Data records

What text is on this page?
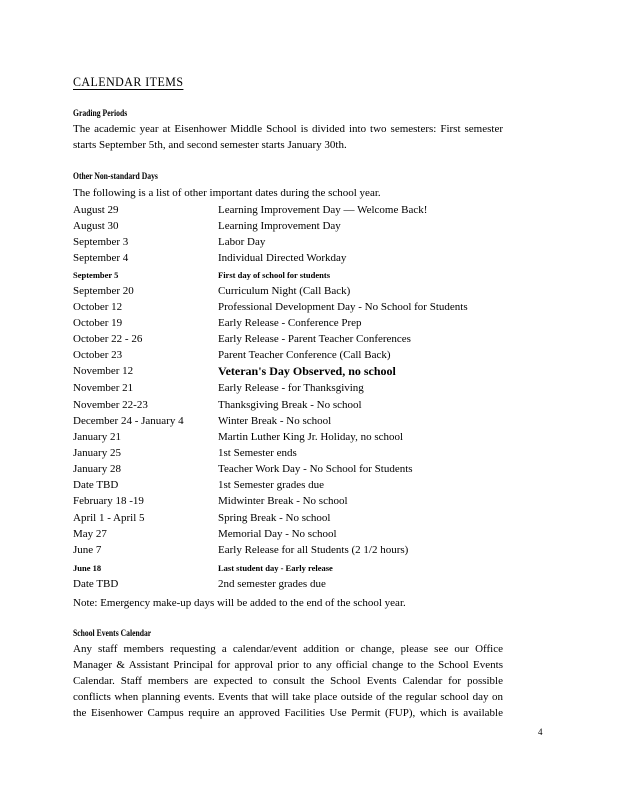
CALENDAR ITEMS
Grading Periods
The academic year at Eisenhower Middle School is divided into two semesters: First semester
starts September 5th, and second semester starts January 30th.
Other Non-standard Days
The following is a list of other important dates during the school year.
August 29	Learning Improvement Day — Welcome Back!
August 30	Learning Improvement Day
September 3	Labor Day
September 4	Individual Directed Workday
September 5	First day of school for students
September 20	Curriculum Night (Call Back)
October 12	Professional Development Day - No School for Students
October 19	Early Release - Conference Prep
October 22 - 26	Early Release - Parent Teacher Conferences
October 23	Parent Teacher Conference (Call Back)
November 12	Veteran's Day Observed, no school
November 21	Early Release - for Thanksgiving
November 22-23	Thanksgiving Break - No school
December 24 - January 4	Winter Break - No school
January 21	Martin Luther King Jr. Holiday, no school
January 25	1st Semester ends
January 28	Teacher Work Day - No School for Students
Date TBD	1st Semester grades due
February 18 -19	Midwinter Break - No school
April 1 - April 5	Spring Break - No school
May 27	Memorial Day - No school
June 7	Early Release for all Students (2 1/2 hours)
June 18	Last student day - Early release
Date TBD	2nd semester grades due
Note: Emergency make-up days will be added to the end of the school year.
School Events Calendar
Any staff members requesting a calendar/event addition or change, please see our Office
Manager & Assistant Principal for approval prior to any official change to the School Events
Calendar. Staff members are expected to consult the School Events Calendar for possible
conflicts when planning events. Events that will take place outside of the regular school day on
the Eisenhower Campus require an approved Facilities Use Permit (FUP), which is available
4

DESCRIPTION OF THE TASK
Reproduce the full listing above verbatim, with no pictures included.

IN RESPONSE
What text is on this page?
CALENDAR ITEMS
Grading Periods
The academic year at Eisenhower Middle School is divided into two semesters: First semester
starts September 5th, and second semester starts January 30th.
Other Non-standard Days
The following is a list of other important dates during the school year.
August 29	Learning Improvement Day — Welcome Back!
August 30	Learning Improvement Day
September 3	Labor Day
September 4	Individual Directed Workday
September 5	First day of school for students
September 20	Curriculum Night (Call Back)
October 12	Professional Development Day - No School for Students
October 19	Early Release - Conference Prep
October 22 - 26	Early Release - Parent Teacher Conferences
October 23	Parent Teacher Conference (Call Back)
November 12	Veteran's Day Observed, no school
November 21	Early Release - for Thanksgiving
November 22-23	Thanksgiving Break - No school
December 24 - January 4	Winter Break - No school
January 21	Martin Luther King Jr. Holiday, no school
January 25	1st Semester ends
January 28	Teacher Work Day - No School for Students
Date TBD	1st Semester grades due
February 18 -19	Midwinter Break - No school
April 1 - April 5	Spring Break - No school
May 27	Memorial Day - No school
June 7	Early Release for all Students (2 1/2 hours)
June 18	Last student day - Early release
Date TBD	2nd semester grades due
Note: Emergency make-up days will be added to the end of the school year.
School Events Calendar
Any staff members requesting a calendar/event addition or change, please see our Office
Manager & Assistant Principal for approval prior to any official change to the School Events
Calendar. Staff members are expected to consult the School Events Calendar for possible
conflicts when planning events. Events that will take place outside of the regular school day on
the Eisenhower Campus require an approved Facilities Use Permit (FUP), which is available
4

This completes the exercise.